## Written problem
Write out the material below again, unchanged.
"""
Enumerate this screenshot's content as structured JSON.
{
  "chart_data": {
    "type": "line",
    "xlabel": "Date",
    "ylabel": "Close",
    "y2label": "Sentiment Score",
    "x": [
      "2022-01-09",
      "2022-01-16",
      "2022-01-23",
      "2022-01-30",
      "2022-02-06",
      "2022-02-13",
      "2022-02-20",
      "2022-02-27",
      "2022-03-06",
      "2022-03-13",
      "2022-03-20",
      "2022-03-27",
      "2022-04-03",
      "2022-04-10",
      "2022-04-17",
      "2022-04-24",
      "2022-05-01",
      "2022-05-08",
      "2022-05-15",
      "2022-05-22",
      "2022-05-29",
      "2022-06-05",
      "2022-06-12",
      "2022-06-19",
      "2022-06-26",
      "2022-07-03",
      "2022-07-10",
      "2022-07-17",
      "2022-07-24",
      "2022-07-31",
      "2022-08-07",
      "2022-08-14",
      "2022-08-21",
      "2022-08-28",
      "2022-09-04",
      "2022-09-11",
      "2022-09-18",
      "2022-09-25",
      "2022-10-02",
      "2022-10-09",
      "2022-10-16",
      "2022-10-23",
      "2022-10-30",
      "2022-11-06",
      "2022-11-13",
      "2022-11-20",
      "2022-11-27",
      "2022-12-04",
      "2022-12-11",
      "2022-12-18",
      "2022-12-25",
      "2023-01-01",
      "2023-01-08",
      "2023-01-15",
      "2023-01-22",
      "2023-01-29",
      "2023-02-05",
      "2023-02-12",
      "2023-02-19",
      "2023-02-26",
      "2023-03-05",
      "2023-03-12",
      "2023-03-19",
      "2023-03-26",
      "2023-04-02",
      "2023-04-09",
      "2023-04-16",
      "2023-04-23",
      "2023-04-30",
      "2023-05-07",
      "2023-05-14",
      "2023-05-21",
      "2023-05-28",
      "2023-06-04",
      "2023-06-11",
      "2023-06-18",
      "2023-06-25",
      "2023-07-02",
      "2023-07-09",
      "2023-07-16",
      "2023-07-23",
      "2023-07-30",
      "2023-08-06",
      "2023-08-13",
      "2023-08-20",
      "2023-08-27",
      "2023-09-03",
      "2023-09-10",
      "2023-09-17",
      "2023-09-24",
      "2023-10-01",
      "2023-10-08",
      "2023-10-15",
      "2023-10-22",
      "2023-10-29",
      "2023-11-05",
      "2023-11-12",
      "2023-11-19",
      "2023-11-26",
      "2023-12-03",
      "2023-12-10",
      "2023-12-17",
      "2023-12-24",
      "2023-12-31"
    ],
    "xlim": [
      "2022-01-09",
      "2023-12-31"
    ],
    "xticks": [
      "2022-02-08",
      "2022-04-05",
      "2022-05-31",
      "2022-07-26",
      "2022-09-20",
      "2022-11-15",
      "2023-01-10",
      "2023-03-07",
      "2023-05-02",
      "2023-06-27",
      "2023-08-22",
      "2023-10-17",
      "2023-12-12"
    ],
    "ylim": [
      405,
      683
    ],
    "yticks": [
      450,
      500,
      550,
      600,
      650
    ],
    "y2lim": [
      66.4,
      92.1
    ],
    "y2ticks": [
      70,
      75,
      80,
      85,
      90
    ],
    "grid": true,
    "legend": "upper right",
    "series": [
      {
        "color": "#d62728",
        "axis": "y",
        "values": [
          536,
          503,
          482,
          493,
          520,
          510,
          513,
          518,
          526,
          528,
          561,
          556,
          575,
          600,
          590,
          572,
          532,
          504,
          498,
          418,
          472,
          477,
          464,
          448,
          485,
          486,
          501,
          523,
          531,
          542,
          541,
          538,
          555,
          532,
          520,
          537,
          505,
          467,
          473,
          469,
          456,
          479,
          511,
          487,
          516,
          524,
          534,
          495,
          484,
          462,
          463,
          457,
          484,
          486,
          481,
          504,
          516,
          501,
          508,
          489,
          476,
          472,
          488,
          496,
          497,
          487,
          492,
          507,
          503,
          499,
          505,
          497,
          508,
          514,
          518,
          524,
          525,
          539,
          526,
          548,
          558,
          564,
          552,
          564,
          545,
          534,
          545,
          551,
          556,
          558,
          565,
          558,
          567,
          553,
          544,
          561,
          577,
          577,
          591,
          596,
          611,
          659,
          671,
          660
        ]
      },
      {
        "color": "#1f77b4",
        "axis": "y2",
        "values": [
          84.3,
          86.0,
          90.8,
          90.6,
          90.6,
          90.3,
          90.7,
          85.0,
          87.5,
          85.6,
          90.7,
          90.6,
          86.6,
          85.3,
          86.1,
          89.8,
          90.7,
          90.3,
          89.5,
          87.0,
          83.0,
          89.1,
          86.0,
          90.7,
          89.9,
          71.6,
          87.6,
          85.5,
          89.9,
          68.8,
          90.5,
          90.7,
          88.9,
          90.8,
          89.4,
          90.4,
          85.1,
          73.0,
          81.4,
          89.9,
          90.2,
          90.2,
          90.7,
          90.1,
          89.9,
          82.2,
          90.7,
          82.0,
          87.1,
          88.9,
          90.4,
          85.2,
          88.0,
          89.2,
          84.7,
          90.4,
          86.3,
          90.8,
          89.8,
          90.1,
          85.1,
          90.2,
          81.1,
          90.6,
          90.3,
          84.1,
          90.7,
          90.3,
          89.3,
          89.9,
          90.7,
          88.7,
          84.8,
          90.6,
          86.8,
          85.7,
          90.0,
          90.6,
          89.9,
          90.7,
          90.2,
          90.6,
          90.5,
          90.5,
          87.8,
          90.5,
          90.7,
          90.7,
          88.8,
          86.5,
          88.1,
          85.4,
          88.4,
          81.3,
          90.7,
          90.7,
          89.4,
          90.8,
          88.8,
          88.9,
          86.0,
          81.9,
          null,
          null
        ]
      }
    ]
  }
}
"""
## Solution for this problem
Enumerate this screenshot's content as structured JSON.
{
  "chart_data": {
    "type": "line",
    "xlabel": "Date",
    "ylabel": "Close",
    "y2label": "Sentiment Score",
    "x": [
      "2022-01-09",
      "2022-01-16",
      "2022-01-23",
      "2022-01-30",
      "2022-02-06",
      "2022-02-13",
      "2022-02-20",
      "2022-02-27",
      "2022-03-06",
      "2022-03-13",
      "2022-03-20",
      "2022-03-27",
      "2022-04-03",
      "2022-04-10",
      "2022-04-17",
      "2022-04-24",
      "2022-05-01",
      "2022-05-08",
      "2022-05-15",
      "2022-05-22",
      "2022-05-29",
      "2022-06-05",
      "2022-06-12",
      "2022-06-19",
      "2022-06-26",
      "2022-07-03",
      "2022-07-10",
      "2022-07-17",
      "2022-07-24",
      "2022-07-31",
      "2022-08-07",
      "2022-08-14",
      "2022-08-21",
      "2022-08-28",
      "2022-09-04",
      "2022-09-11",
      "2022-09-18",
      "2022-09-25",
      "2022-10-02",
      "2022-10-09",
      "2022-10-16",
      "2022-10-23",
      "2022-10-30",
      "2022-11-06",
      "2022-11-13",
      "2022-11-20",
      "2022-11-27",
      "2022-12-04",
      "2022-12-11",
      "2022-12-18",
      "2022-12-25",
      "2023-01-01",
      "2023-01-08",
      "2023-01-15",
      "2023-01-22",
      "2023-01-29",
      "2023-02-05",
      "2023-02-12",
      "2023-02-19",
      "2023-02-26",
      "2023-03-05",
      "2023-03-12",
      "2023-03-19",
      "2023-03-26",
      "2023-04-02",
      "2023-04-09",
      "2023-04-16",
      "2023-04-23",
      "2023-04-30",
      "2023-05-07",
      "2023-05-14",
      "2023-05-21",
      "2023-05-28",
      "2023-06-04",
      "2023-06-11",
      "2023-06-18",
      "2023-06-25",
      "2023-07-02",
      "2023-07-09",
      "2023-07-16",
      "2023-07-23",
      "2023-07-30",
      "2023-08-06",
      "2023-08-13",
      "2023-08-20",
      "2023-08-27",
      "2023-09-03",
      "2023-09-10",
      "2023-09-17",
      "2023-09-24",
      "2023-10-01",
      "2023-10-08",
      "2023-10-15",
      "2023-10-22",
      "2023-10-29",
      "2023-11-05",
      "2023-11-12",
      "2023-11-19",
      "2023-11-26",
      "2023-12-03",
      "2023-12-10",
      "2023-12-17",
      "2023-12-24",
      "2023-12-31"
    ],
    "xlim": [
      "2022-01-09",
      "2023-12-31"
    ],
    "xticks": [
      "2022-02-08",
      "2022-04-05",
      "2022-05-31",
      "2022-07-26",
      "2022-09-20",
      "2022-11-15",
      "2023-01-10",
      "2023-03-07",
      "2023-05-02",
      "2023-06-27",
      "2023-08-22",
      "2023-10-17",
      "2023-12-12"
    ],
    "ylim": [
      405,
      683
    ],
    "yticks": [
      450,
      500,
      550,
      600,
      650
    ],
    "y2lim": [
      66.4,
      92.1
    ],
    "y2ticks": [
      70,
      75,
      80,
      85,
      90
    ],
    "grid": true,
    "legend": "upper right",
    "series": [
      {
        "color": "#d62728",
        "axis": "y",
        "values": [
          536,
          503,
          482,
          493,
          520,
          510,
          513,
          518,
          526,
          528,
          561,
          556,
          575,
          600,
          590,
          572,
          532,
          504,
          498,
          418,
          472,
          477,
          464,
          448,
          485,
          486,
          501,
          523,
          531,
          542,
          541,
          538,
          555,
          532,
          520,
          537,
          505,
          467,
          473,
          469,
          456,
          479,
          511,
          487,
          516,
          524,
          534,
          495,
          484,
          462,
          463,
          457,
          484,
          486,
          481,
          504,
          516,
          501,
          508,
          489,
          476,
          472,
          488,
          496,
          497,
          487,
          492,
          507,
          503,
          499,
          505,
          497,
          508,
          514,
          518,
          524,
          525,
          539,
          526,
          548,
          558,
          564,
          552,
          564,
          545,
          534,
          545,
          551,
          556,
          558,
          565,
          558,
          567,
          553,
          544,
          561,
          577,
          577,
          591,
          596,
          611,
          659,
          671,
          660
        ]
      },
      {
        "color": "#1f77b4",
        "axis": "y2",
        "values": [
          84.3,
          86.0,
          90.8,
          90.6,
          90.6,
          90.3,
          90.7,
          85.0,
          87.5,
          85.6,
          90.7,
          90.6,
          86.6,
          85.3,
          86.1,
          89.8,
          90.7,
          90.3,
          89.5,
          87.0,
          83.0,
          89.1,
          86.0,
          90.7,
          89.9,
          71.6,
          87.6,
          85.5,
          89.9,
          68.8,
          90.5,
          90.7,
          88.9,
          90.8,
          89.4,
          90.4,
          85.1,
          73.0,
          81.4,
          89.9,
          90.2,
          90.2,
          90.7,
          90.1,
          89.9,
          82.2,
          90.7,
          82.0,
          87.1,
          88.9,
          90.4,
          85.2,
          88.0,
          89.2,
          84.7,
          90.4,
          86.3,
          90.8,
          89.8,
          90.1,
          85.1,
          90.2,
          81.1,
          90.6,
          90.3,
          84.1,
          90.7,
          90.3,
          89.3,
          89.9,
          90.7,
          88.7,
          84.8,
          90.6,
          86.8,
          85.7,
          90.0,
          90.6,
          89.9,
          90.7,
          90.2,
          90.6,
          90.5,
          90.5,
          87.8,
          90.5,
          90.7,
          90.7,
          88.8,
          86.5,
          88.1,
          85.4,
          88.4,
          81.3,
          90.7,
          90.7,
          89.4,
          90.8,
          88.8,
          88.9,
          86.0,
          81.9,
          null,
          null
        ]
      }
    ]
  }
}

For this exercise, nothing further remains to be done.